- Problem to solve -
Your copy of the material below should match it exactly, except that it holds no pictures.

◇ ◇ ◇

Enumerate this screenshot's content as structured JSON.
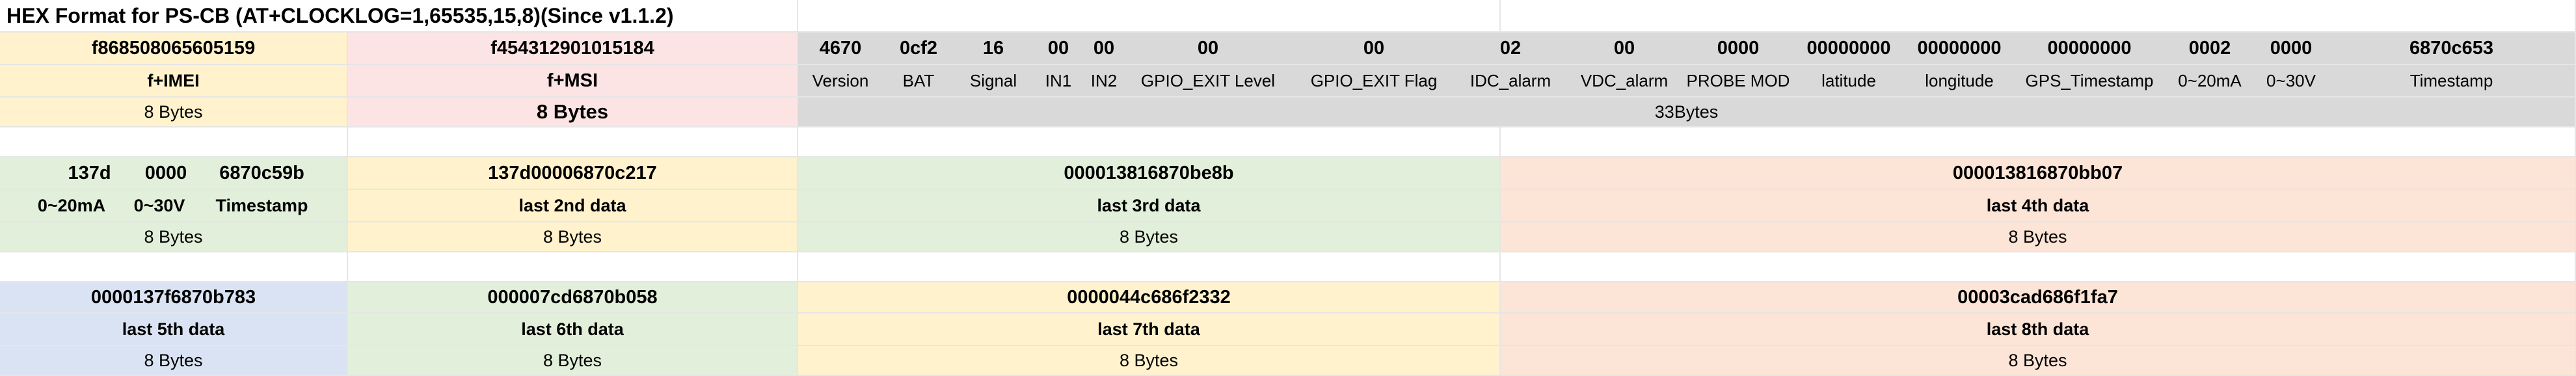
{
  "title": "HEX Format for PS-CB (AT+CLOCKLOG=1,65535,15,8)(Since v1.1.2)",
  "imei": {
    "value": "f868508065605159",
    "label": "f+IMEI",
    "size": "8 Bytes"
  },
  "imsi": {
    "value": "f454312901015184",
    "label": "f+MSI",
    "size": "8 Bytes"
  },
  "payload": {
    "fields": [
      {
        "value": "4670",
        "label": "Version"
      },
      {
        "value": "0cf2",
        "label": "BAT"
      },
      {
        "value": "16",
        "label": "Signal"
      },
      {
        "value": "00",
        "label": "IN1"
      },
      {
        "value": "00",
        "label": "IN2"
      },
      {
        "value": "00",
        "label": "GPIO_EXIT Level"
      },
      {
        "value": "00",
        "label": "GPIO_EXIT Flag"
      },
      {
        "value": "02",
        "label": "IDC_alarm"
      },
      {
        "value": "00",
        "label": "VDC_alarm"
      },
      {
        "value": "0000",
        "label": "PROBE MOD"
      },
      {
        "value": "00000000",
        "label": "latitude"
      },
      {
        "value": "00000000",
        "label": "longitude"
      },
      {
        "value": "00000000",
        "label": "GPS_Timestamp"
      },
      {
        "value": "0002",
        "label": "0~20mA"
      },
      {
        "value": "0000",
        "label": "0~30V"
      },
      {
        "value": "6870c653",
        "label": "Timestamp"
      }
    ],
    "size": "33Bytes"
  },
  "first_data": {
    "values": [
      "137d",
      "0000",
      "6870c59b"
    ],
    "labels": [
      "0~20mA",
      "0~30V",
      "Timestamp"
    ],
    "size": "8 Bytes"
  },
  "row2": [
    {
      "value": "137d00006870c217",
      "label": "last 2nd data",
      "size": "8 Bytes"
    },
    {
      "value": "000013816870be8b",
      "label": "last 3rd data",
      "size": "8 Bytes"
    },
    {
      "value": "000013816870bb07",
      "label": "last 4th data",
      "size": "8 Bytes"
    }
  ],
  "row3": [
    {
      "value": "0000137f6870b783",
      "label": "last 5th data",
      "size": "8 Bytes"
    },
    {
      "value": "000007cd6870b058",
      "label": "last 6th data",
      "size": "8 Bytes"
    },
    {
      "value": "0000044c686f2332",
      "label": "last 7th data",
      "size": "8 Bytes"
    },
    {
      "value": "00003cad686f1fa7",
      "label": "last 8th data",
      "size": "8 Bytes"
    }
  ],
  "colors": {
    "yellow": "#fff2cc",
    "pink": "#fce4e4",
    "grey": "#d9d9d9",
    "green": "#e2efda",
    "orange": "#fce4d6",
    "blue": "#dae3f3"
  }
}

◇ ◇ ◇

- Task answer -
Enumerate this screenshot's content as structured JSON.
{
  "title": "HEX Format for PS-CB (AT+CLOCKLOG=1,65535,15,8)(Since v1.1.2)",
  "imei": {
    "value": "f868508065605159",
    "label": "f+IMEI",
    "size": "8 Bytes"
  },
  "imsi": {
    "value": "f454312901015184",
    "label": "f+MSI",
    "size": "8 Bytes"
  },
  "payload": {
    "fields": [
      {
        "value": "4670",
        "label": "Version"
      },
      {
        "value": "0cf2",
        "label": "BAT"
      },
      {
        "value": "16",
        "label": "Signal"
      },
      {
        "value": "00",
        "label": "IN1"
      },
      {
        "value": "00",
        "label": "IN2"
      },
      {
        "value": "00",
        "label": "GPIO_EXIT Level"
      },
      {
        "value": "00",
        "label": "GPIO_EXIT Flag"
      },
      {
        "value": "02",
        "label": "IDC_alarm"
      },
      {
        "value": "00",
        "label": "VDC_alarm"
      },
      {
        "value": "0000",
        "label": "PROBE MOD"
      },
      {
        "value": "00000000",
        "label": "latitude"
      },
      {
        "value": "00000000",
        "label": "longitude"
      },
      {
        "value": "00000000",
        "label": "GPS_Timestamp"
      },
      {
        "value": "0002",
        "label": "0~20mA"
      },
      {
        "value": "0000",
        "label": "0~30V"
      },
      {
        "value": "6870c653",
        "label": "Timestamp"
      }
    ],
    "size": "33Bytes"
  },
  "first_data": {
    "values": [
      "137d",
      "0000",
      "6870c59b"
    ],
    "labels": [
      "0~20mA",
      "0~30V",
      "Timestamp"
    ],
    "size": "8 Bytes"
  },
  "row2": [
    {
      "value": "137d00006870c217",
      "label": "last 2nd data",
      "size": "8 Bytes"
    },
    {
      "value": "000013816870be8b",
      "label": "last 3rd data",
      "size": "8 Bytes"
    },
    {
      "value": "000013816870bb07",
      "label": "last 4th data",
      "size": "8 Bytes"
    }
  ],
  "row3": [
    {
      "value": "0000137f6870b783",
      "label": "last 5th data",
      "size": "8 Bytes"
    },
    {
      "value": "000007cd6870b058",
      "label": "last 6th data",
      "size": "8 Bytes"
    },
    {
      "value": "0000044c686f2332",
      "label": "last 7th data",
      "size": "8 Bytes"
    },
    {
      "value": "00003cad686f1fa7",
      "label": "last 8th data",
      "size": "8 Bytes"
    }
  ],
  "colors": {
    "yellow": "#fff2cc",
    "pink": "#fce4e4",
    "grey": "#d9d9d9",
    "green": "#e2efda",
    "orange": "#fce4d6",
    "blue": "#dae3f3"
  }
}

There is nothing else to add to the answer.